# Your instructions
Go through the material below and copy all lines with "minmax".

# Data in this exercise

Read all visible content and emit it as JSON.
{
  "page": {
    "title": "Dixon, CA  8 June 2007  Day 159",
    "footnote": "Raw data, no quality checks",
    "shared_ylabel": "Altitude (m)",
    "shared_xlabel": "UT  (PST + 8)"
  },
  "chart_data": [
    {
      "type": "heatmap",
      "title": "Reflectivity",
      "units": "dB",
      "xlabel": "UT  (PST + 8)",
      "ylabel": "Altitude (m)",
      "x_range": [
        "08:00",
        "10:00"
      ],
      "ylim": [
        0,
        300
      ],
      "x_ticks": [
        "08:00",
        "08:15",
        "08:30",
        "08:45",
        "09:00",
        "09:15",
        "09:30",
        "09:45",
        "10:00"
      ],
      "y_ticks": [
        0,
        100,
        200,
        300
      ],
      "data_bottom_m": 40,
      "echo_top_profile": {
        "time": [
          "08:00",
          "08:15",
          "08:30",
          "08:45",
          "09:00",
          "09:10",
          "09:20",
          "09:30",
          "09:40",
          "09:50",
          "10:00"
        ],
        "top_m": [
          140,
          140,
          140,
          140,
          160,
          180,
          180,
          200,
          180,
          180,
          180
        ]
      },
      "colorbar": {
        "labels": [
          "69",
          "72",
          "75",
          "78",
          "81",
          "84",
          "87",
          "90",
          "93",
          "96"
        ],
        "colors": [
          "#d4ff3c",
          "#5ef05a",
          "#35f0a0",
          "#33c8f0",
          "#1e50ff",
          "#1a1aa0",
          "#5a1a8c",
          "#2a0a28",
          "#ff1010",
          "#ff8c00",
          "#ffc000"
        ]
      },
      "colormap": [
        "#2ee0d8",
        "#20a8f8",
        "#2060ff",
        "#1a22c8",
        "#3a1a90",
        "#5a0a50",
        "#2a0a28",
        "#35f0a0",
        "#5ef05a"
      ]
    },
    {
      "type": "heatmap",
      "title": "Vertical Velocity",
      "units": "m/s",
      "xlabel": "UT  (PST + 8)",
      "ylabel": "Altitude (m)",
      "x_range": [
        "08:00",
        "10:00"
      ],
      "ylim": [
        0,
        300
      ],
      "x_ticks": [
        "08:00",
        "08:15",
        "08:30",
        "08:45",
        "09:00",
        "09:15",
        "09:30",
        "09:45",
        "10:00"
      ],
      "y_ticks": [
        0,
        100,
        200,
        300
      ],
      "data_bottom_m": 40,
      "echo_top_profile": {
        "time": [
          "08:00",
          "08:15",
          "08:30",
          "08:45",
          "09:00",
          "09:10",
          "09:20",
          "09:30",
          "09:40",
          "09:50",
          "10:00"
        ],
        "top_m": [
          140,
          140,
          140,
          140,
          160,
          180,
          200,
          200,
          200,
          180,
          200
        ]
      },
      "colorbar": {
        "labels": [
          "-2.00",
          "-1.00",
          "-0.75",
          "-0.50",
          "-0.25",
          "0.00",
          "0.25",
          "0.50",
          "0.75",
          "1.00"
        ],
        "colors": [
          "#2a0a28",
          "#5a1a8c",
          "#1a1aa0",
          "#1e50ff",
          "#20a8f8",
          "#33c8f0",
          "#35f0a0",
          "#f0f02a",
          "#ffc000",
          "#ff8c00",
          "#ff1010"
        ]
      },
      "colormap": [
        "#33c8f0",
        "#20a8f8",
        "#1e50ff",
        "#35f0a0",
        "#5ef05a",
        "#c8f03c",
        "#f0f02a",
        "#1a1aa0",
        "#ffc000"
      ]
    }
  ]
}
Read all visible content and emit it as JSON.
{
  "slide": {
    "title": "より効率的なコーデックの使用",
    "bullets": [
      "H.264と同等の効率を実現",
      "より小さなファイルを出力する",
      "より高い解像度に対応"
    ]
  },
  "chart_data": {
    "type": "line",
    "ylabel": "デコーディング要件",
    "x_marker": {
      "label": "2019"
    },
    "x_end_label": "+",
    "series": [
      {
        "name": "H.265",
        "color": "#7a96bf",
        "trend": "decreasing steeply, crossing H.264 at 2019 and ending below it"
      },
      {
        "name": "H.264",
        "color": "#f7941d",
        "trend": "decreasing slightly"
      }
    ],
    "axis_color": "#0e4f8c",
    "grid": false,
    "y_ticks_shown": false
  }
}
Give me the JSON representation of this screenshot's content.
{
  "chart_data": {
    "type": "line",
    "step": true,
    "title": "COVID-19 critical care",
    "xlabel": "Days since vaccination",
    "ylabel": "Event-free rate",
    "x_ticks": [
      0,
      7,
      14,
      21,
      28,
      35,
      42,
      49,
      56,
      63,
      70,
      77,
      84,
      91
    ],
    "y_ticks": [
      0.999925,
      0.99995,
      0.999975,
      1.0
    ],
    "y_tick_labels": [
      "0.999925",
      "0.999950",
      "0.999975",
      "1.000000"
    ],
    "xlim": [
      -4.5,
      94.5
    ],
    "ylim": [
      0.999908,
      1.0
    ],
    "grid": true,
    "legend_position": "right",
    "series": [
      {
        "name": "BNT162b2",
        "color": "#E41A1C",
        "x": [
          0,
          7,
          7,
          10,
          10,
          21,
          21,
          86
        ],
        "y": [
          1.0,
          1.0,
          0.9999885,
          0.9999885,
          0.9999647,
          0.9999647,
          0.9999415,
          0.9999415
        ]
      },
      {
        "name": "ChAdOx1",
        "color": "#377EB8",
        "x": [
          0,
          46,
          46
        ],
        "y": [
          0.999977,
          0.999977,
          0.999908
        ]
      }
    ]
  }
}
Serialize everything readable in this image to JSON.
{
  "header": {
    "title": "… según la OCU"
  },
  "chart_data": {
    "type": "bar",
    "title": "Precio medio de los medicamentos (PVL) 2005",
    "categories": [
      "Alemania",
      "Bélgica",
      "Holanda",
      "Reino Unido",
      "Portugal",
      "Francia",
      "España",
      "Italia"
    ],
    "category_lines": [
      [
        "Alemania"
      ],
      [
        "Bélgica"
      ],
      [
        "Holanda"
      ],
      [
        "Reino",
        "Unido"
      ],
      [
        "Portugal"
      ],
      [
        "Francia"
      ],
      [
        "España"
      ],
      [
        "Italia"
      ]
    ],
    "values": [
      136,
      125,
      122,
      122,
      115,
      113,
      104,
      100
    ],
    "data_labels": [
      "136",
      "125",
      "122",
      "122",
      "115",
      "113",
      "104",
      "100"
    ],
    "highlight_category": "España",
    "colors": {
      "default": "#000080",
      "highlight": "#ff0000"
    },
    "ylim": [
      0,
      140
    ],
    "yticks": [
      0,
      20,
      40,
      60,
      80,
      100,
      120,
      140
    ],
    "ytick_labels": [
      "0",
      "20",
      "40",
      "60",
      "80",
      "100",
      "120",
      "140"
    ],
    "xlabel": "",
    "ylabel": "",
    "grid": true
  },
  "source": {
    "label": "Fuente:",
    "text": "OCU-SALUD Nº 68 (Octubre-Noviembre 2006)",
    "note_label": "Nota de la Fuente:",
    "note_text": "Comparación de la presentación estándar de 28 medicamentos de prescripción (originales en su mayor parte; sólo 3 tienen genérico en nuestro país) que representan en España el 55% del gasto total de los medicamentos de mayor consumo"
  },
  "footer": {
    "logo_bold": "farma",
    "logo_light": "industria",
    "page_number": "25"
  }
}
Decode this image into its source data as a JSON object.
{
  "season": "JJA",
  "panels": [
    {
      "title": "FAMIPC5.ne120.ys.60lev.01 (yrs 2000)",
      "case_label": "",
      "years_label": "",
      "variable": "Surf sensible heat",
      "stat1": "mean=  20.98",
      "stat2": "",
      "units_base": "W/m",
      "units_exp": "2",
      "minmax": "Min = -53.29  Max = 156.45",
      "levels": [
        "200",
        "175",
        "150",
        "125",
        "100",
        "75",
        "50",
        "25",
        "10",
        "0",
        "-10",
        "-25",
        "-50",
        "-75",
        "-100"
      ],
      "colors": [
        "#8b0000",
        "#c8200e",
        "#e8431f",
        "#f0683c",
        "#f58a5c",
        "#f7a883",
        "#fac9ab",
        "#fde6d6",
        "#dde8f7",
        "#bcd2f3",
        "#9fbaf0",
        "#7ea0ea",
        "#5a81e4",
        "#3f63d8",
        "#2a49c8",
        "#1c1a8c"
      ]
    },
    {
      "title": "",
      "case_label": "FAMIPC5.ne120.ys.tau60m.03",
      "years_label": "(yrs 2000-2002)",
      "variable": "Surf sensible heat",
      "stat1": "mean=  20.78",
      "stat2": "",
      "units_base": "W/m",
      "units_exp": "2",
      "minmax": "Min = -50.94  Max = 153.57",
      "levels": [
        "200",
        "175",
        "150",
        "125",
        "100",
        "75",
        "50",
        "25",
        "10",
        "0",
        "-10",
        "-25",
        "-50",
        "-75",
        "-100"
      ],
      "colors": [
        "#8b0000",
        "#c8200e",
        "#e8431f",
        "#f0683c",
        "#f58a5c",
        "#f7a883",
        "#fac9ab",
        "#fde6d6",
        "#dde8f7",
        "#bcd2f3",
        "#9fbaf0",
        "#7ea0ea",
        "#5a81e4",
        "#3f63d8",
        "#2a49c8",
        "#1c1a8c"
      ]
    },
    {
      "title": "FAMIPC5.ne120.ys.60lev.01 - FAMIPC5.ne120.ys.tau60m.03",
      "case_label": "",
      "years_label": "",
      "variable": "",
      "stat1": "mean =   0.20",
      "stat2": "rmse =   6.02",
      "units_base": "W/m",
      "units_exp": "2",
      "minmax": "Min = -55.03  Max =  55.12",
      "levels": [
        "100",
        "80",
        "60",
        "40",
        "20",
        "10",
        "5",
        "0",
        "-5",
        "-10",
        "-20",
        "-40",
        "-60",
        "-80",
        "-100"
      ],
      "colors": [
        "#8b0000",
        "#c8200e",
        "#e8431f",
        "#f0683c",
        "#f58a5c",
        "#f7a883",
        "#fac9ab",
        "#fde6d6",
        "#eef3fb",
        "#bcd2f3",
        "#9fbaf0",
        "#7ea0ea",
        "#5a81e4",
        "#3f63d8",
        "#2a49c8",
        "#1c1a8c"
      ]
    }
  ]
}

# Response to the exercise
      "minmax": "Min = -53.29  Max = 156.45",
      "minmax": "Min = -50.94  Max = 153.57",
      "minmax": "Min = -55.03  Max =  55.12",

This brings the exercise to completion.